▶ Aim of the exercise: Your answer should be only a number: how many lines include the word "label".

▶ Information supplied:
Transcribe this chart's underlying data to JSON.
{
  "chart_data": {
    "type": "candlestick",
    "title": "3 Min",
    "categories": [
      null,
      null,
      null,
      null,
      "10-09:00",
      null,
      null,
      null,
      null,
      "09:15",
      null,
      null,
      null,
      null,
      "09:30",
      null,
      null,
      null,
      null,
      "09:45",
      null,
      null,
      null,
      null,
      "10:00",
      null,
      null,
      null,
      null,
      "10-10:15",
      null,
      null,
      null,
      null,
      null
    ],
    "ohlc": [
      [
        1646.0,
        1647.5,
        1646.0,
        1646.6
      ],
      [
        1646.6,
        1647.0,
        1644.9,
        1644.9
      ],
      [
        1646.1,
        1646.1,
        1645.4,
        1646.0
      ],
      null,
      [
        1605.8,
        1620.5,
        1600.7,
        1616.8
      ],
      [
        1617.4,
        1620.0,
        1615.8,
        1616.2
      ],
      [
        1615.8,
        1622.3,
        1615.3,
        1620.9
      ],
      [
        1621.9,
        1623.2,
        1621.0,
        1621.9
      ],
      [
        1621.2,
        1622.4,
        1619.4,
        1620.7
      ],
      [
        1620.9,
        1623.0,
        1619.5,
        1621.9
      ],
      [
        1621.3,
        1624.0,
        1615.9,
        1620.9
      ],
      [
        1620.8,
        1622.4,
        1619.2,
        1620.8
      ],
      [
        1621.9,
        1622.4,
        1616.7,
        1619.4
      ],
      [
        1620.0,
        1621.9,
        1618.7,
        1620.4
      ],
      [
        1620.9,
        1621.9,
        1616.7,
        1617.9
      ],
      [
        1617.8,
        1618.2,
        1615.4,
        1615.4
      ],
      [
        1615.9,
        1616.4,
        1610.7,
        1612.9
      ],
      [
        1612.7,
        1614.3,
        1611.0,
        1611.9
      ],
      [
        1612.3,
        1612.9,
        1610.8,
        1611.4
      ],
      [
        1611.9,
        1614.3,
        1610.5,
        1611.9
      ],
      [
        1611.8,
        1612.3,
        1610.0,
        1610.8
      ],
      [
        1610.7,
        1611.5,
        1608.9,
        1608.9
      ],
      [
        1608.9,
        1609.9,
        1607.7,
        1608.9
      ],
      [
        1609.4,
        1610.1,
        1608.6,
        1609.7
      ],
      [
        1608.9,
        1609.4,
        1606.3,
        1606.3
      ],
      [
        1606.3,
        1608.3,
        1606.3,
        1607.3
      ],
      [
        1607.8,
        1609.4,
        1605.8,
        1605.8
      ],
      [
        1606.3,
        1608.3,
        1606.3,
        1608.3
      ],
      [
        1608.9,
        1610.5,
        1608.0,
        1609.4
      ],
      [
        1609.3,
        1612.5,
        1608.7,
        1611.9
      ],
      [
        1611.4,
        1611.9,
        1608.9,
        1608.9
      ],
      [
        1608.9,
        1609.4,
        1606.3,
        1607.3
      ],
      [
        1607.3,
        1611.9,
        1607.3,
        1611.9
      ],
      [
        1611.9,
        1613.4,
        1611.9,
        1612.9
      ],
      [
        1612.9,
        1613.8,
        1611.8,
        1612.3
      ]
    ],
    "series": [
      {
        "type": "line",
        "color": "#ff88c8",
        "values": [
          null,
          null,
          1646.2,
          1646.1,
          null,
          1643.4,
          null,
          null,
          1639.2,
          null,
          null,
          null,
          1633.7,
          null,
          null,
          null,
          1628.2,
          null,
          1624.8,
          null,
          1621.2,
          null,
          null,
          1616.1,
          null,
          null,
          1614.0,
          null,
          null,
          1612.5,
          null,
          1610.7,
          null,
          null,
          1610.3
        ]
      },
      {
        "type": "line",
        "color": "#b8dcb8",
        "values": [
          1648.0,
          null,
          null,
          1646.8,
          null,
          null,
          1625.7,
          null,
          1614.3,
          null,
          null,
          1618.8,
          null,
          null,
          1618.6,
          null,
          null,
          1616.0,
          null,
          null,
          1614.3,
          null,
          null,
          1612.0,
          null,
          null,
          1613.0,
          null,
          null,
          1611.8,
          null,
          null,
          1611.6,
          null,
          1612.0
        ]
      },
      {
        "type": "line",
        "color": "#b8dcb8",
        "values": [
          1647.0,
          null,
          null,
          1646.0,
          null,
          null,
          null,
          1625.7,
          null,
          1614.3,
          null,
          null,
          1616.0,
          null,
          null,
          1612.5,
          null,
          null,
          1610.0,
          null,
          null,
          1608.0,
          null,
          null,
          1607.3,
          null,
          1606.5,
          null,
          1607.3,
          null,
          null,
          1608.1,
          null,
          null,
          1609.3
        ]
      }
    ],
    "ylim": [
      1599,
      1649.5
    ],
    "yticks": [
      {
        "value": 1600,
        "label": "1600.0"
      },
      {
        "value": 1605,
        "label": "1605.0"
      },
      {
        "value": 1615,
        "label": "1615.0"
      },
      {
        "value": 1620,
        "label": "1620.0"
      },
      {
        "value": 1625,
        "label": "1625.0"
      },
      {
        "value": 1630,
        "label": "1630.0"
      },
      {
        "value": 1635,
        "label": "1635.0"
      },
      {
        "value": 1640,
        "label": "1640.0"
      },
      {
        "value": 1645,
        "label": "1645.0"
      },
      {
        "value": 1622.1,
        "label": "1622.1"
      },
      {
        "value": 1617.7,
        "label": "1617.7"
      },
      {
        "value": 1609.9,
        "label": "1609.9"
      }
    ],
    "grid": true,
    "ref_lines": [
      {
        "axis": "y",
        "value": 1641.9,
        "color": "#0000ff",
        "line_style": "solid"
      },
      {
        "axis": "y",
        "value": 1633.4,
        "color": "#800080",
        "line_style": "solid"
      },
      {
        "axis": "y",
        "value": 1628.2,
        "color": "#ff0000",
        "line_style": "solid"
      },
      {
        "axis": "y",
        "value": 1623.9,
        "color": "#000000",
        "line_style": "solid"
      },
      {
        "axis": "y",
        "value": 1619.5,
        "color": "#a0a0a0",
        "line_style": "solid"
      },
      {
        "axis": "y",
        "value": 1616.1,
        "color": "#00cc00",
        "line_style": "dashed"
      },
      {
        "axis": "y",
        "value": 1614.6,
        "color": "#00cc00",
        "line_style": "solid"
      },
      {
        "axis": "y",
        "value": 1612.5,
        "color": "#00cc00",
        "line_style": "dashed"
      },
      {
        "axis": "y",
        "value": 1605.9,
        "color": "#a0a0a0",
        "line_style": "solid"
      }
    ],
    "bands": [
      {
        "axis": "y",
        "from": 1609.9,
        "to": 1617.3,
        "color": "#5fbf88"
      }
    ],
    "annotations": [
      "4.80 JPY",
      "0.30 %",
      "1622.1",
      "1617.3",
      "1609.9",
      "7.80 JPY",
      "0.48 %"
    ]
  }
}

▶ Result below: 12